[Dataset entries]
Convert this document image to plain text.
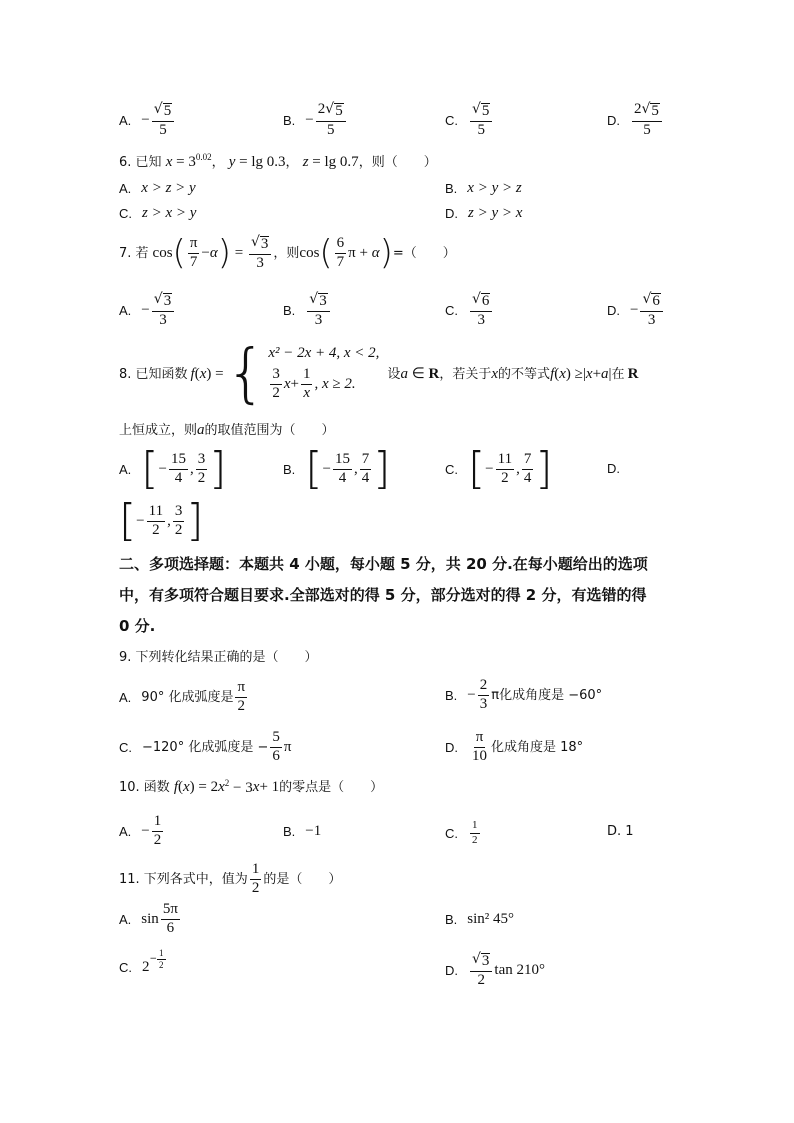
A. − $\frac{√ 5}{5}$	B. − $\frac{2 √ 5}{5}$	C. $\frac{√ 5}{5}$	D. $\frac{2 √ 5}{5}$
6. 已知 $x = 3^{0.02}$， y = lg 0.3， z = lg 0.7，则（　　）
A. x > z > y	B. x > y > z
C. z > x > y	D. z > y > x
7. 若 cos ( $\frac{\pi}{7} - \alpha$ ) = $\frac{√ 3}{3}$ ，则 cos ( $\frac{6}{7}$ π + α ) =（　　）
A. − $\frac{√ 3}{3}$	B. $\frac{√ 3}{3}$	C. $\frac{√ 6}{3}$	D. − $\frac{√ 6}{3}$
8. 已知函数 f ( x ) = { x² − 2x + 4, x < 2,
$\frac{3}{2}$ $x + \frac{1}{x}$ , x ≥ 2.
设 a ∈ R ，若关于 x 的不等式 f ( x ) ≥| x + a | 在 R
上恒成立，则a的取值范围为（　　）
A. [ − $\frac{15}{4}$ , $\frac{3}{2}$ ]	B. [ − $\frac{15}{4}$ , $\frac{7}{4}$ ]	C. [ − $\frac{11}{2}$ , $\frac{7}{4}$ ]	D.
[ − $\frac{11}{2}$ , $\frac{3}{2}$ ]
二、多项选择题：本题共 4 小题，每小题 5 分，共 20 分.在每小题给出的选项
中，有多项符合题目要求.全部选对的得 5 分，部分选对的得 2 分，有选错的得
0 分.
9. 下列转化结果正确的是（　　）
A. 90° 化成弧度是 $\frac{\pi}{2}$	B. − $\frac{2}{3}$ π化成角度是 −60°
C. −120° 化成弧度是 − $\frac{5}{6}$ π	D. $\frac{\pi}{10}$ 化成角度是 18°
10. 函数 f ( x ) = 2 x $^2$ − 3 x + 1 的零点是（　　）
A. − $\frac{1}{2}$	B. −1	C. $\frac{1}{2}$	D. 1
11. 下列各式中，值为 $\frac{1}{2}$ 的是（　　）
A. $\sin \frac{5\pi}{6}$	B. sin² 45°
C. $2 - \frac{1}{2}$	D. $\frac{√ 3}{2}$ tan 210°
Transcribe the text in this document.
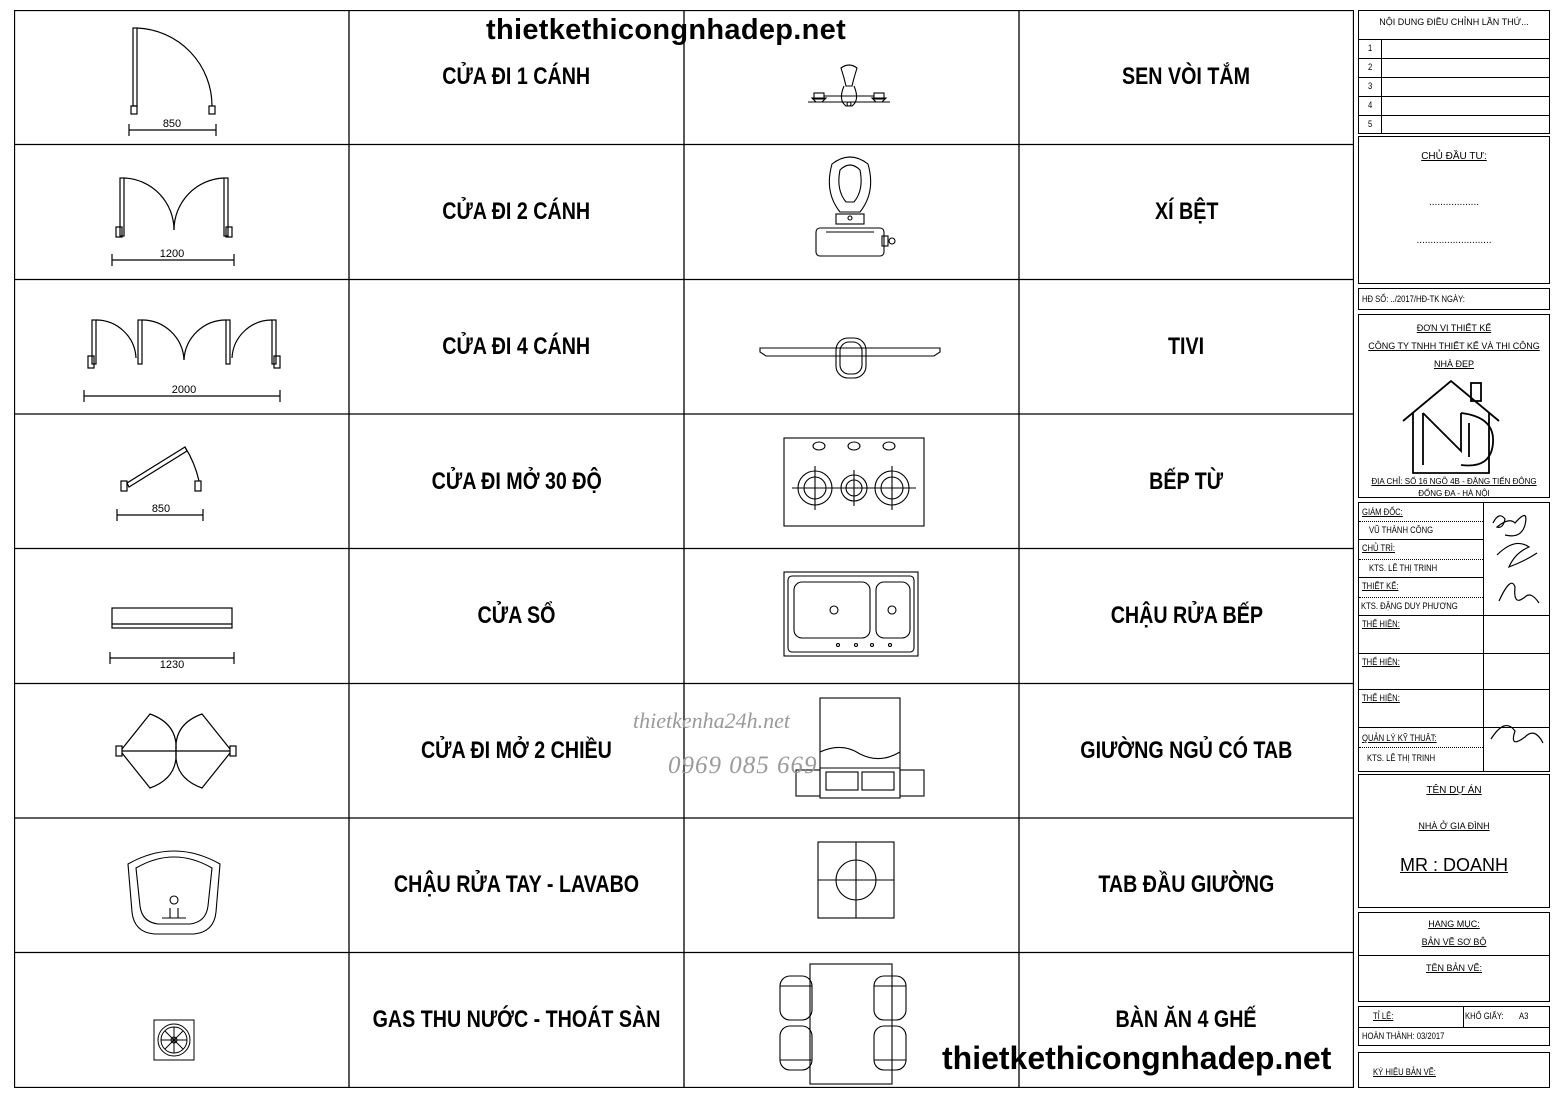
850
CỬA ĐI 1 CÁNH	SEN VÒI TẮM
1200
CỬA ĐI 2 CÁNH	XÍ BỆT
2000
CỬA ĐI 4 CÁNH	TIVI
850
CỬA ĐI MỞ 30 ĐỘ	BẾP TỪ
1230
CỬA SỔ	CHẬU RỬA BẾP
CỬA ĐI MỞ 2 CHIỀU	GIƯỜNG NGỦ CÓ TAB
CHẬU RỬA TAY - LAVABO	TAB ĐẦU GIƯỜNG
GAS THU NƯỚC - THOÁT SÀN	BÀN ĂN 4 GHẾ
thietkethicongnhadep.net
thietkenha24h.net
0969 085 669
thietkethicongnhadep.net
NỘI DUNG ĐIỀU CHỈNH LẦN THỨ...
1
2
3
4
5
CHỦ ĐẦU TƯ:
..................
...........................
HĐ SỐ: ../2017/HĐ-TK NGÀY:
ĐƠN VỊ THIẾT KẾ
CÔNG TY TNHH THIẾT KẾ VÀ THI CÔNG
NHÀ ĐẸP
ĐỊA CHỈ: SỐ 16 NGÕ 4B - ĐẶNG TIẾN ĐÔNG
ĐỐNG ĐA - HÀ NỘI
GIÁM ĐỐC:
VŨ THÀNH CÔNG
CHỦ TRÌ:
KTS. LÊ THỊ TRINH
THIẾT KẾ:
KTS. ĐẶNG DUY PHƯƠNG
THỂ HIỆN:
THỂ HIỆN:
THỂ HIỆN:
QUẢN LÝ KỸ THUẬT:
KTS. LÊ THỊ TRINH
TÊN DỰ ÁN
NHÀ Ở GIA ĐÌNH
MR : DOANH
HẠNG MỤC:
BẢN VẼ SƠ BỘ
TÊN BẢN VẼ:
TỈ LỆ:	KHỔ GIẤY: A3
HOÀN THÀNH: 03/2017
KÝ HIỆU BẢN VẼ:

- **Written exercise**
Locate the line containing "Transcribe the text in this document." in the records above, then output it and every line after it through the last, excluding pictures.

- **Exercise answer**
Transcribe the text in this document.
850
CỬA ĐI 1 CÁNH	SEN VÒI TẮM
1200
CỬA ĐI 2 CÁNH	XÍ BỆT
2000
CỬA ĐI 4 CÁNH	TIVI
850
CỬA ĐI MỞ 30 ĐỘ	BẾP TỪ
1230
CỬA SỔ	CHẬU RỬA BẾP
CỬA ĐI MỞ 2 CHIỀU	GIƯỜNG NGỦ CÓ TAB
CHẬU RỬA TAY - LAVABO	TAB ĐẦU GIƯỜNG
GAS THU NƯỚC - THOÁT SÀN	BÀN ĂN 4 GHẾ
thietkethicongnhadep.net
thietkenha24h.net
0969 085 669
thietkethicongnhadep.net
NỘI DUNG ĐIỀU CHỈNH LẦN THỨ...
1
2
3
4
5
CHỦ ĐẦU TƯ:
..................
...........................
HĐ SỐ: ../2017/HĐ-TK NGÀY:
ĐƠN VỊ THIẾT KẾ
CÔNG TY TNHH THIẾT KẾ VÀ THI CÔNG
NHÀ ĐẸP
ĐỊA CHỈ: SỐ 16 NGÕ 4B - ĐẶNG TIẾN ĐÔNG
ĐỐNG ĐA - HÀ NỘI
GIÁM ĐỐC:
VŨ THÀNH CÔNG
CHỦ TRÌ:
KTS. LÊ THỊ TRINH
THIẾT KẾ:
KTS. ĐẶNG DUY PHƯƠNG
THỂ HIỆN:
THỂ HIỆN:
THỂ HIỆN:
QUẢN LÝ KỸ THUẬT:
KTS. LÊ THỊ TRINH
TÊN DỰ ÁN
NHÀ Ở GIA ĐÌNH
MR : DOANH
HẠNG MỤC:
BẢN VẼ SƠ BỘ
TÊN BẢN VẼ:
TỈ LỆ:	KHỔ GIẤY: A3
HOÀN THÀNH: 03/2017
KÝ HIỆU BẢN VẼ:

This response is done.